### What to do
Under this task are some entries; return every one of them exactly.

### Dataset entries on figures

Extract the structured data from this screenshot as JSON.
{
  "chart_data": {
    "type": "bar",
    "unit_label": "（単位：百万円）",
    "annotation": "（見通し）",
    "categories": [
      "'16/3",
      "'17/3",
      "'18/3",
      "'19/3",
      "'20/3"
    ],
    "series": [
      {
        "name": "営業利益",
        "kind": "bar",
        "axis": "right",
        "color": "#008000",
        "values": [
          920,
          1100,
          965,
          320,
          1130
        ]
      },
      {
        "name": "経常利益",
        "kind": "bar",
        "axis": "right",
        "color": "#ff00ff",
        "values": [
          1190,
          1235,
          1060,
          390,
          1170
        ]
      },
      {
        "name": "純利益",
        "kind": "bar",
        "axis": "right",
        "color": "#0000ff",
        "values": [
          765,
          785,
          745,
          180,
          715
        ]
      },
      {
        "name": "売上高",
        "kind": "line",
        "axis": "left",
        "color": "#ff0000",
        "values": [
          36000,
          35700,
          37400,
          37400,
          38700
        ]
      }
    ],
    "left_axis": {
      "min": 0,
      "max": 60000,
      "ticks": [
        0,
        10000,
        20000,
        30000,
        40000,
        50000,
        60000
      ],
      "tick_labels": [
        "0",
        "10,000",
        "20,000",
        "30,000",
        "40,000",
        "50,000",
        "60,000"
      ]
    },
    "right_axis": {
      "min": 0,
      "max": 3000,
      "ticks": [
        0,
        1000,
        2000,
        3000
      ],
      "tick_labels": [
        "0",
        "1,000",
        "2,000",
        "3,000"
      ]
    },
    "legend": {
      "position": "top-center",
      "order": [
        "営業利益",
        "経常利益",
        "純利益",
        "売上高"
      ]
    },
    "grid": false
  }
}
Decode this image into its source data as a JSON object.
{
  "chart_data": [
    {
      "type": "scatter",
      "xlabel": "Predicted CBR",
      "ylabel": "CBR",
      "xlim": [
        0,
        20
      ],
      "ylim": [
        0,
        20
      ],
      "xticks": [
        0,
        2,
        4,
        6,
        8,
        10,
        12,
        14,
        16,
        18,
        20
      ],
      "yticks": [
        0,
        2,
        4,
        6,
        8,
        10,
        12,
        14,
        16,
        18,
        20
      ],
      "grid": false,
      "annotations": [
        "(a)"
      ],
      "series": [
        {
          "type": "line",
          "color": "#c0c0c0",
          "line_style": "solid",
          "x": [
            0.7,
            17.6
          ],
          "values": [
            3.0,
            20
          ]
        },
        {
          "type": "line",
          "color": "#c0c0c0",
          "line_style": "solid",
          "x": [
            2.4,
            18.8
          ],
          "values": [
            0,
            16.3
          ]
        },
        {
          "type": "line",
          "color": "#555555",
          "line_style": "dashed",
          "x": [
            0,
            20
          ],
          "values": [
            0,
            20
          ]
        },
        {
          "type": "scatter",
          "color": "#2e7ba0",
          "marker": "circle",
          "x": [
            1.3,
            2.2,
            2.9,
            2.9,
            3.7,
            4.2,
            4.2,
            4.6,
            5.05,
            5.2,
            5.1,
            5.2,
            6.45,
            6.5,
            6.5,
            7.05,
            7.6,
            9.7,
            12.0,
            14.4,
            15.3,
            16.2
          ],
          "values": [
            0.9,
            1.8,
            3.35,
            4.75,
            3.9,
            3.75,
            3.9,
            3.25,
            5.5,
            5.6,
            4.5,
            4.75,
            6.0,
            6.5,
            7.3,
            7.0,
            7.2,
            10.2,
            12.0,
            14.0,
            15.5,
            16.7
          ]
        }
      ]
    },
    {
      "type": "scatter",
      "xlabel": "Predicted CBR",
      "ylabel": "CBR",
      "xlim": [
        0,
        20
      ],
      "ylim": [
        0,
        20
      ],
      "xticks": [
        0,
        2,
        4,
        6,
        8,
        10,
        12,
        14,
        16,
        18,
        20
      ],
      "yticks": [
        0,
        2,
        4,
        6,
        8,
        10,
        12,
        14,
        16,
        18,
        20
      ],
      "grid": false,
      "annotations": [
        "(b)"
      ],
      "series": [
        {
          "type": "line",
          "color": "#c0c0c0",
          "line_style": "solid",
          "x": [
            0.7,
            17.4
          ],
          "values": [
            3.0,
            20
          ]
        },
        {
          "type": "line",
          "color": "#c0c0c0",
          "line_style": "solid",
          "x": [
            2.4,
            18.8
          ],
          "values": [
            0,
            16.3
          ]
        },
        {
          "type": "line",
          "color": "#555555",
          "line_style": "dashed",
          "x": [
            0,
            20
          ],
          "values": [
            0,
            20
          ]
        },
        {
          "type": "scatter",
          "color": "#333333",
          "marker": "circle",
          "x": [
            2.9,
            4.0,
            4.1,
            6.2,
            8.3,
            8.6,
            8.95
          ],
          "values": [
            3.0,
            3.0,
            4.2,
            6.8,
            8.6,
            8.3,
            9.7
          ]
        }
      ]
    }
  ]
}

### Exercise result
Extract the structured data from this screenshot as JSON.
{
  "chart_data": {
    "type": "bar",
    "unit_label": "（単位：百万円）",
    "annotation": "（見通し）",
    "categories": [
      "'16/3",
      "'17/3",
      "'18/3",
      "'19/3",
      "'20/3"
    ],
    "series": [
      {
        "name": "営業利益",
        "kind": "bar",
        "axis": "right",
        "color": "#008000",
        "values": [
          920,
          1100,
          965,
          320,
          1130
        ]
      },
      {
        "name": "経常利益",
        "kind": "bar",
        "axis": "right",
        "color": "#ff00ff",
        "values": [
          1190,
          1235,
          1060,
          390,
          1170
        ]
      },
      {
        "name": "純利益",
        "kind": "bar",
        "axis": "right",
        "color": "#0000ff",
        "values": [
          765,
          785,
          745,
          180,
          715
        ]
      },
      {
        "name": "売上高",
        "kind": "line",
        "axis": "left",
        "color": "#ff0000",
        "values": [
          36000,
          35700,
          37400,
          37400,
          38700
        ]
      }
    ],
    "left_axis": {
      "min": 0,
      "max": 60000,
      "ticks": [
        0,
        10000,
        20000,
        30000,
        40000,
        50000,
        60000
      ],
      "tick_labels": [
        "0",
        "10,000",
        "20,000",
        "30,000",
        "40,000",
        "50,000",
        "60,000"
      ]
    },
    "right_axis": {
      "min": 0,
      "max": 3000,
      "ticks": [
        0,
        1000,
        2000,
        3000
      ],
      "tick_labels": [
        "0",
        "1,000",
        "2,000",
        "3,000"
      ]
    },
    "legend": {
      "position": "top-center",
      "order": [
        "営業利益",
        "経常利益",
        "純利益",
        "売上高"
      ]
    },
    "grid": false
  }
}
Decode this image into its source data as a JSON object.
{
  "chart_data": [
    {
      "type": "scatter",
      "xlabel": "Predicted CBR",
      "ylabel": "CBR",
      "xlim": [
        0,
        20
      ],
      "ylim": [
        0,
        20
      ],
      "xticks": [
        0,
        2,
        4,
        6,
        8,
        10,
        12,
        14,
        16,
        18,
        20
      ],
      "yticks": [
        0,
        2,
        4,
        6,
        8,
        10,
        12,
        14,
        16,
        18,
        20
      ],
      "grid": false,
      "annotations": [
        "(a)"
      ],
      "series": [
        {
          "type": "line",
          "color": "#c0c0c0",
          "line_style": "solid",
          "x": [
            0.7,
            17.6
          ],
          "values": [
            3.0,
            20
          ]
        },
        {
          "type": "line",
          "color": "#c0c0c0",
          "line_style": "solid",
          "x": [
            2.4,
            18.8
          ],
          "values": [
            0,
            16.3
          ]
        },
        {
          "type": "line",
          "color": "#555555",
          "line_style": "dashed",
          "x": [
            0,
            20
          ],
          "values": [
            0,
            20
          ]
        },
        {
          "type": "scatter",
          "color": "#2e7ba0",
          "marker": "circle",
          "x": [
            1.3,
            2.2,
            2.9,
            2.9,
            3.7,
            4.2,
            4.2,
            4.6,
            5.05,
            5.2,
            5.1,
            5.2,
            6.45,
            6.5,
            6.5,
            7.05,
            7.6,
            9.7,
            12.0,
            14.4,
            15.3,
            16.2
          ],
          "values": [
            0.9,
            1.8,
            3.35,
            4.75,
            3.9,
            3.75,
            3.9,
            3.25,
            5.5,
            5.6,
            4.5,
            4.75,
            6.0,
            6.5,
            7.3,
            7.0,
            7.2,
            10.2,
            12.0,
            14.0,
            15.5,
            16.7
          ]
        }
      ]
    },
    {
      "type": "scatter",
      "xlabel": "Predicted CBR",
      "ylabel": "CBR",
      "xlim": [
        0,
        20
      ],
      "ylim": [
        0,
        20
      ],
      "xticks": [
        0,
        2,
        4,
        6,
        8,
        10,
        12,
        14,
        16,
        18,
        20
      ],
      "yticks": [
        0,
        2,
        4,
        6,
        8,
        10,
        12,
        14,
        16,
        18,
        20
      ],
      "grid": false,
      "annotations": [
        "(b)"
      ],
      "series": [
        {
          "type": "line",
          "color": "#c0c0c0",
          "line_style": "solid",
          "x": [
            0.7,
            17.4
          ],
          "values": [
            3.0,
            20
          ]
        },
        {
          "type": "line",
          "color": "#c0c0c0",
          "line_style": "solid",
          "x": [
            2.4,
            18.8
          ],
          "values": [
            0,
            16.3
          ]
        },
        {
          "type": "line",
          "color": "#555555",
          "line_style": "dashed",
          "x": [
            0,
            20
          ],
          "values": [
            0,
            20
          ]
        },
        {
          "type": "scatter",
          "color": "#333333",
          "marker": "circle",
          "x": [
            2.9,
            4.0,
            4.1,
            6.2,
            8.3,
            8.6,
            8.95
          ],
          "values": [
            3.0,
            3.0,
            4.2,
            6.8,
            8.6,
            8.3,
            9.7
          ]
        }
      ]
    }
  ]
}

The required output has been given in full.